◆ **AIM OF THE EXERCISE**:
Omit the pictures and output every entry below exactly as written.

══════════

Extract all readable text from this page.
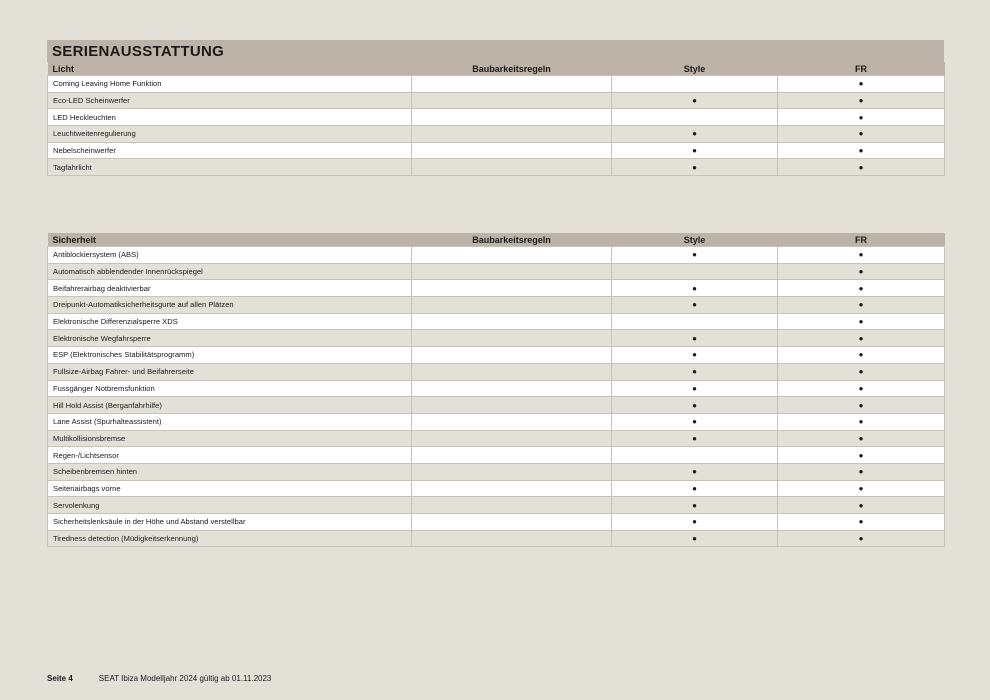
SERIENAUSSTATTUNG
Licht	Baubarkeitsregeln	Style	FR
Coming Leaving Home Funktion			●
Eco-LED Scheinwerfer		●	●
LED Heckleuchten			●
Leuchtweitenregulierung		●	●
Nebelscheinwerfer		●	●
Tagfahrlicht		●	●
Sicherheit	Baubarkeitsregeln	Style	FR
Antiblockiersystem (ABS)		●	●
Automatisch abblendender Innenrückspiegel			●
Beifahrerairbag deaktivierbar		●	●
Dreipunkt-Automatiksicherheitsgurte auf allen Plätzen		●	●
Elektronische Differenzialsperre XDS			●
Elektronische Wegfahrsperre		●	●
ESP (Elektronisches Stabilitätsprogramm)		●	●
Fullsize-Airbag Fahrer- und Beifahrerseite		●	●
Fussgänger Notbremsfunktion		●	●
Hill Hold Assist (Berganfahrhilfe)		●	●
Lane Assist (Spurhalteassistent)		●	●
Multikollisionsbremse		●	●
Regen-/Lichtsensor			●
Scheibenbremsen hinten		●	●
Seitenairbags vorne		●	●
Servolenkung		●	●
Sicherheitslenksäule in der Höhe und Abstand verstellbar		●	●
Tiredness detection (Müdigkeitserkennung)		●	●
Seite 4	SEAT Ibiza Modelljahr 2024 gültig ab 01.11.2023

══════════

◆ **FULL RESPONSE**:
Extract all readable text from this page.
SERIENAUSSTATTUNG
Licht	Baubarkeitsregeln	Style	FR
Coming Leaving Home Funktion			●
Eco-LED Scheinwerfer		●	●
LED Heckleuchten			●
Leuchtweitenregulierung		●	●
Nebelscheinwerfer		●	●
Tagfahrlicht		●	●
Sicherheit	Baubarkeitsregeln	Style	FR
Antiblockiersystem (ABS)		●	●
Automatisch abblendender Innenrückspiegel			●
Beifahrerairbag deaktivierbar		●	●
Dreipunkt-Automatiksicherheitsgurte auf allen Plätzen		●	●
Elektronische Differenzialsperre XDS			●
Elektronische Wegfahrsperre		●	●
ESP (Elektronisches Stabilitätsprogramm)		●	●
Fullsize-Airbag Fahrer- und Beifahrerseite		●	●
Fussgänger Notbremsfunktion		●	●
Hill Hold Assist (Berganfahrhilfe)		●	●
Lane Assist (Spurhalteassistent)		●	●
Multikollisionsbremse		●	●
Regen-/Lichtsensor			●
Scheibenbremsen hinten		●	●
Seitenairbags vorne		●	●
Servolenkung		●	●
Sicherheitslenksäule in der Höhe und Abstand verstellbar		●	●
Tiredness detection (Müdigkeitserkennung)		●	●
Seite 4	SEAT Ibiza Modelljahr 2024 gültig ab 01.11.2023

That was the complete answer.